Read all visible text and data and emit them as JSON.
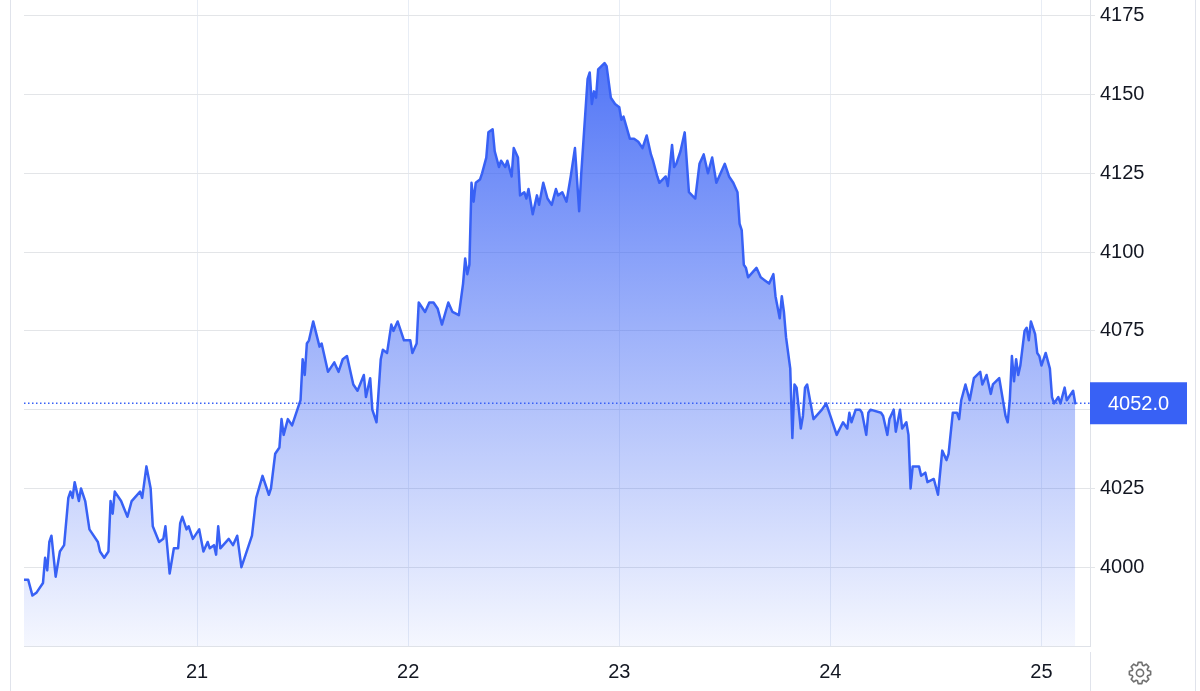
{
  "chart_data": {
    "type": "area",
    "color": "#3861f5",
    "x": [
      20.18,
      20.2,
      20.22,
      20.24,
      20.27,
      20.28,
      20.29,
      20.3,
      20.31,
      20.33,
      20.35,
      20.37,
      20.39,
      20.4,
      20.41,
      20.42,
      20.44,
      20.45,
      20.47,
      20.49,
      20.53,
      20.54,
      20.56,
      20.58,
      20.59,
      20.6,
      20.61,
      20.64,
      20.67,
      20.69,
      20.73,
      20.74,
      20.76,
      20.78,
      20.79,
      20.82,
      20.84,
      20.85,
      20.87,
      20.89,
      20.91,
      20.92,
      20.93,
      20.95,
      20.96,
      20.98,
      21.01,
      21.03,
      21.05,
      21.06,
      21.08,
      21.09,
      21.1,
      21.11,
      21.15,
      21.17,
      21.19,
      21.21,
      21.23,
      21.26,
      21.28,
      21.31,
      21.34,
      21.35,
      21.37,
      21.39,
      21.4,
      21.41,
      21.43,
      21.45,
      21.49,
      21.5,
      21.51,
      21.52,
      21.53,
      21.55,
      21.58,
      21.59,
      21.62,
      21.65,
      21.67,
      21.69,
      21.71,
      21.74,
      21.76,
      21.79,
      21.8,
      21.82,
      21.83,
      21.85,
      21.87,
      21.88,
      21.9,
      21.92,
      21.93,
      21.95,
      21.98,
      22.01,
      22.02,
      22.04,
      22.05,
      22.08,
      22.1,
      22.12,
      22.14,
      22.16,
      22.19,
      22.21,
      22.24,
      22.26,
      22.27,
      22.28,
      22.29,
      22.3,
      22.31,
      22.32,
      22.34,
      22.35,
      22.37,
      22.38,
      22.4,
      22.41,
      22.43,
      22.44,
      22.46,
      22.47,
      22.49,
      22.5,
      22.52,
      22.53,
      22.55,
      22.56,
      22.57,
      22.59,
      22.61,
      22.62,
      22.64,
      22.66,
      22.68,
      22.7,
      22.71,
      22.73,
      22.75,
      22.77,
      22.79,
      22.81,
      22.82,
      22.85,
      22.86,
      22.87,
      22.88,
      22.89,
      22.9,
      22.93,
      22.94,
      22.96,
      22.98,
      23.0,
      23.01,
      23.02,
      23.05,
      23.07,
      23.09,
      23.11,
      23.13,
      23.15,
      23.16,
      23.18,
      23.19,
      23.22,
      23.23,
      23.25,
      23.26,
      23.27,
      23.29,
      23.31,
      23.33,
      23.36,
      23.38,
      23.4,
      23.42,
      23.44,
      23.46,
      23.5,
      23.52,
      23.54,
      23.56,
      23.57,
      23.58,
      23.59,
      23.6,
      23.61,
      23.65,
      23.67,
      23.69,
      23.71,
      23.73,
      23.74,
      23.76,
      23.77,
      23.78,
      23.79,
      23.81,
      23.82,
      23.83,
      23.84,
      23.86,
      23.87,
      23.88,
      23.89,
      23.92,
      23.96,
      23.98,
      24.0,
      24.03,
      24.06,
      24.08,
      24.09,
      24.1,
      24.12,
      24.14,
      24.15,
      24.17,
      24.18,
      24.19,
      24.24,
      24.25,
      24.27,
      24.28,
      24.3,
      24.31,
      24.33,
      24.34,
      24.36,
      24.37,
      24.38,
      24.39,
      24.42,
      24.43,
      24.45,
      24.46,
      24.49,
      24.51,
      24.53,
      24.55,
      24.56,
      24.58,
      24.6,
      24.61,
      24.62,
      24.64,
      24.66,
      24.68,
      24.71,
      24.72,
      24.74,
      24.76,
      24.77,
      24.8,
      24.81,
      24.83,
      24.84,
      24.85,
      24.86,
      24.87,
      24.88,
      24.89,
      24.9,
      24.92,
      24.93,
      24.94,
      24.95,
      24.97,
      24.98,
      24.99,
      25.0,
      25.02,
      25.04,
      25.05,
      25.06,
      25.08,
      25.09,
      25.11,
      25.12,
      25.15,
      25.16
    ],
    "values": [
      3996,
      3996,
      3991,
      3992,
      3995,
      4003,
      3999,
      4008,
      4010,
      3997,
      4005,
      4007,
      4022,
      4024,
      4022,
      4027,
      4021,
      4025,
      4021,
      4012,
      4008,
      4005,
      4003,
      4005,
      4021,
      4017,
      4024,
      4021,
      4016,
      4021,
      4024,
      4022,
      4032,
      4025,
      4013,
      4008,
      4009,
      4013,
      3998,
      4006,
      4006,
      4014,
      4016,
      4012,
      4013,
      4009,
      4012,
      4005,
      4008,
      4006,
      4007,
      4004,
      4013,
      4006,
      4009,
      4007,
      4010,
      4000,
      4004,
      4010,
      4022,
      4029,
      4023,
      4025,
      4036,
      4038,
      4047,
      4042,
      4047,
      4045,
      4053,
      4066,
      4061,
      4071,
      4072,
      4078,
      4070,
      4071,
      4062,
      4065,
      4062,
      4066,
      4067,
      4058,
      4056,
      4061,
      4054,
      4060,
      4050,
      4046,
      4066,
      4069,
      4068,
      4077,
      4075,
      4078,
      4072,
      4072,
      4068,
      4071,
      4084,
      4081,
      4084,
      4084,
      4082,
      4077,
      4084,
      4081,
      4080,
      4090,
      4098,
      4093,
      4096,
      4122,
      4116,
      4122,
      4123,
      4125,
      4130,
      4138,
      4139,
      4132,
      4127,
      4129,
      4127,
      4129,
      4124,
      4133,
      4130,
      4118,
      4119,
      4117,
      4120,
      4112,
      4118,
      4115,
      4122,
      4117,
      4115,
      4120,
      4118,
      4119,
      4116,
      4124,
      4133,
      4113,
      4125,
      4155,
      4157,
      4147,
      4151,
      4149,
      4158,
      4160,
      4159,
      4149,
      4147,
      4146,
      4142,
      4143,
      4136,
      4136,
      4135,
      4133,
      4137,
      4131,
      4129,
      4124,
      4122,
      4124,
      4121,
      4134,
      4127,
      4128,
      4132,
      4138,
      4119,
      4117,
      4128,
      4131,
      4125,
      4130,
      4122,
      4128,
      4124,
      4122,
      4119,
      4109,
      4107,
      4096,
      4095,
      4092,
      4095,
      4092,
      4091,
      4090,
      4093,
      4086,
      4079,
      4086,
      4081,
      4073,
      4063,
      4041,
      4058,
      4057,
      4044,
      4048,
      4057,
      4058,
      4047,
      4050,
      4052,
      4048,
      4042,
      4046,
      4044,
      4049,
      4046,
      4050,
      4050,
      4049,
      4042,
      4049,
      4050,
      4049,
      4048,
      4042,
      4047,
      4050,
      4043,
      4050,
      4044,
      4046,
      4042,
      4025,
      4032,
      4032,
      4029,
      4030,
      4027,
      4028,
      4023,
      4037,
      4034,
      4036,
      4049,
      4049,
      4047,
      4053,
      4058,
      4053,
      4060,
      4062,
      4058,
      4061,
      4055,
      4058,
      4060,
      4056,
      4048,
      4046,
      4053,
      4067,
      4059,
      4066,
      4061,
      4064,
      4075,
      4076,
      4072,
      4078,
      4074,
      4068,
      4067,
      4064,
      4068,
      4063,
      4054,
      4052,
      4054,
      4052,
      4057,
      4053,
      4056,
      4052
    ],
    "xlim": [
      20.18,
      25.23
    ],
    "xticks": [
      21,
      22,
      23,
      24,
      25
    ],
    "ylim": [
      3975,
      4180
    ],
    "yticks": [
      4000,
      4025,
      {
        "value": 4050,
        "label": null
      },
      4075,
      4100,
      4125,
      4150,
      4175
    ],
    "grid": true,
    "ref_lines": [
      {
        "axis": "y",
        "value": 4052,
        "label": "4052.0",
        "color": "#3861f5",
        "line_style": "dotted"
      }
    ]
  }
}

- _WHAT IS ASKED_
Print all of the records shown above exactly, leaving out each picture.

- _RESPONSE_
Read all visible text and data and emit them as JSON.
{
  "chart_data": {
    "type": "area",
    "color": "#3861f5",
    "x": [
      20.18,
      20.2,
      20.22,
      20.24,
      20.27,
      20.28,
      20.29,
      20.3,
      20.31,
      20.33,
      20.35,
      20.37,
      20.39,
      20.4,
      20.41,
      20.42,
      20.44,
      20.45,
      20.47,
      20.49,
      20.53,
      20.54,
      20.56,
      20.58,
      20.59,
      20.6,
      20.61,
      20.64,
      20.67,
      20.69,
      20.73,
      20.74,
      20.76,
      20.78,
      20.79,
      20.82,
      20.84,
      20.85,
      20.87,
      20.89,
      20.91,
      20.92,
      20.93,
      20.95,
      20.96,
      20.98,
      21.01,
      21.03,
      21.05,
      21.06,
      21.08,
      21.09,
      21.1,
      21.11,
      21.15,
      21.17,
      21.19,
      21.21,
      21.23,
      21.26,
      21.28,
      21.31,
      21.34,
      21.35,
      21.37,
      21.39,
      21.4,
      21.41,
      21.43,
      21.45,
      21.49,
      21.5,
      21.51,
      21.52,
      21.53,
      21.55,
      21.58,
      21.59,
      21.62,
      21.65,
      21.67,
      21.69,
      21.71,
      21.74,
      21.76,
      21.79,
      21.8,
      21.82,
      21.83,
      21.85,
      21.87,
      21.88,
      21.9,
      21.92,
      21.93,
      21.95,
      21.98,
      22.01,
      22.02,
      22.04,
      22.05,
      22.08,
      22.1,
      22.12,
      22.14,
      22.16,
      22.19,
      22.21,
      22.24,
      22.26,
      22.27,
      22.28,
      22.29,
      22.3,
      22.31,
      22.32,
      22.34,
      22.35,
      22.37,
      22.38,
      22.4,
      22.41,
      22.43,
      22.44,
      22.46,
      22.47,
      22.49,
      22.5,
      22.52,
      22.53,
      22.55,
      22.56,
      22.57,
      22.59,
      22.61,
      22.62,
      22.64,
      22.66,
      22.68,
      22.7,
      22.71,
      22.73,
      22.75,
      22.77,
      22.79,
      22.81,
      22.82,
      22.85,
      22.86,
      22.87,
      22.88,
      22.89,
      22.9,
      22.93,
      22.94,
      22.96,
      22.98,
      23.0,
      23.01,
      23.02,
      23.05,
      23.07,
      23.09,
      23.11,
      23.13,
      23.15,
      23.16,
      23.18,
      23.19,
      23.22,
      23.23,
      23.25,
      23.26,
      23.27,
      23.29,
      23.31,
      23.33,
      23.36,
      23.38,
      23.4,
      23.42,
      23.44,
      23.46,
      23.5,
      23.52,
      23.54,
      23.56,
      23.57,
      23.58,
      23.59,
      23.6,
      23.61,
      23.65,
      23.67,
      23.69,
      23.71,
      23.73,
      23.74,
      23.76,
      23.77,
      23.78,
      23.79,
      23.81,
      23.82,
      23.83,
      23.84,
      23.86,
      23.87,
      23.88,
      23.89,
      23.92,
      23.96,
      23.98,
      24.0,
      24.03,
      24.06,
      24.08,
      24.09,
      24.1,
      24.12,
      24.14,
      24.15,
      24.17,
      24.18,
      24.19,
      24.24,
      24.25,
      24.27,
      24.28,
      24.3,
      24.31,
      24.33,
      24.34,
      24.36,
      24.37,
      24.38,
      24.39,
      24.42,
      24.43,
      24.45,
      24.46,
      24.49,
      24.51,
      24.53,
      24.55,
      24.56,
      24.58,
      24.6,
      24.61,
      24.62,
      24.64,
      24.66,
      24.68,
      24.71,
      24.72,
      24.74,
      24.76,
      24.77,
      24.8,
      24.81,
      24.83,
      24.84,
      24.85,
      24.86,
      24.87,
      24.88,
      24.89,
      24.9,
      24.92,
      24.93,
      24.94,
      24.95,
      24.97,
      24.98,
      24.99,
      25.0,
      25.02,
      25.04,
      25.05,
      25.06,
      25.08,
      25.09,
      25.11,
      25.12,
      25.15,
      25.16
    ],
    "values": [
      3996,
      3996,
      3991,
      3992,
      3995,
      4003,
      3999,
      4008,
      4010,
      3997,
      4005,
      4007,
      4022,
      4024,
      4022,
      4027,
      4021,
      4025,
      4021,
      4012,
      4008,
      4005,
      4003,
      4005,
      4021,
      4017,
      4024,
      4021,
      4016,
      4021,
      4024,
      4022,
      4032,
      4025,
      4013,
      4008,
      4009,
      4013,
      3998,
      4006,
      4006,
      4014,
      4016,
      4012,
      4013,
      4009,
      4012,
      4005,
      4008,
      4006,
      4007,
      4004,
      4013,
      4006,
      4009,
      4007,
      4010,
      4000,
      4004,
      4010,
      4022,
      4029,
      4023,
      4025,
      4036,
      4038,
      4047,
      4042,
      4047,
      4045,
      4053,
      4066,
      4061,
      4071,
      4072,
      4078,
      4070,
      4071,
      4062,
      4065,
      4062,
      4066,
      4067,
      4058,
      4056,
      4061,
      4054,
      4060,
      4050,
      4046,
      4066,
      4069,
      4068,
      4077,
      4075,
      4078,
      4072,
      4072,
      4068,
      4071,
      4084,
      4081,
      4084,
      4084,
      4082,
      4077,
      4084,
      4081,
      4080,
      4090,
      4098,
      4093,
      4096,
      4122,
      4116,
      4122,
      4123,
      4125,
      4130,
      4138,
      4139,
      4132,
      4127,
      4129,
      4127,
      4129,
      4124,
      4133,
      4130,
      4118,
      4119,
      4117,
      4120,
      4112,
      4118,
      4115,
      4122,
      4117,
      4115,
      4120,
      4118,
      4119,
      4116,
      4124,
      4133,
      4113,
      4125,
      4155,
      4157,
      4147,
      4151,
      4149,
      4158,
      4160,
      4159,
      4149,
      4147,
      4146,
      4142,
      4143,
      4136,
      4136,
      4135,
      4133,
      4137,
      4131,
      4129,
      4124,
      4122,
      4124,
      4121,
      4134,
      4127,
      4128,
      4132,
      4138,
      4119,
      4117,
      4128,
      4131,
      4125,
      4130,
      4122,
      4128,
      4124,
      4122,
      4119,
      4109,
      4107,
      4096,
      4095,
      4092,
      4095,
      4092,
      4091,
      4090,
      4093,
      4086,
      4079,
      4086,
      4081,
      4073,
      4063,
      4041,
      4058,
      4057,
      4044,
      4048,
      4057,
      4058,
      4047,
      4050,
      4052,
      4048,
      4042,
      4046,
      4044,
      4049,
      4046,
      4050,
      4050,
      4049,
      4042,
      4049,
      4050,
      4049,
      4048,
      4042,
      4047,
      4050,
      4043,
      4050,
      4044,
      4046,
      4042,
      4025,
      4032,
      4032,
      4029,
      4030,
      4027,
      4028,
      4023,
      4037,
      4034,
      4036,
      4049,
      4049,
      4047,
      4053,
      4058,
      4053,
      4060,
      4062,
      4058,
      4061,
      4055,
      4058,
      4060,
      4056,
      4048,
      4046,
      4053,
      4067,
      4059,
      4066,
      4061,
      4064,
      4075,
      4076,
      4072,
      4078,
      4074,
      4068,
      4067,
      4064,
      4068,
      4063,
      4054,
      4052,
      4054,
      4052,
      4057,
      4053,
      4056,
      4052
    ],
    "xlim": [
      20.18,
      25.23
    ],
    "xticks": [
      21,
      22,
      23,
      24,
      25
    ],
    "ylim": [
      3975,
      4180
    ],
    "yticks": [
      4000,
      4025,
      {
        "value": 4050,
        "label": null
      },
      4075,
      4100,
      4125,
      4150,
      4175
    ],
    "grid": true,
    "ref_lines": [
      {
        "axis": "y",
        "value": 4052,
        "label": "4052.0",
        "color": "#3861f5",
        "line_style": "dotted"
      }
    ]
  }
}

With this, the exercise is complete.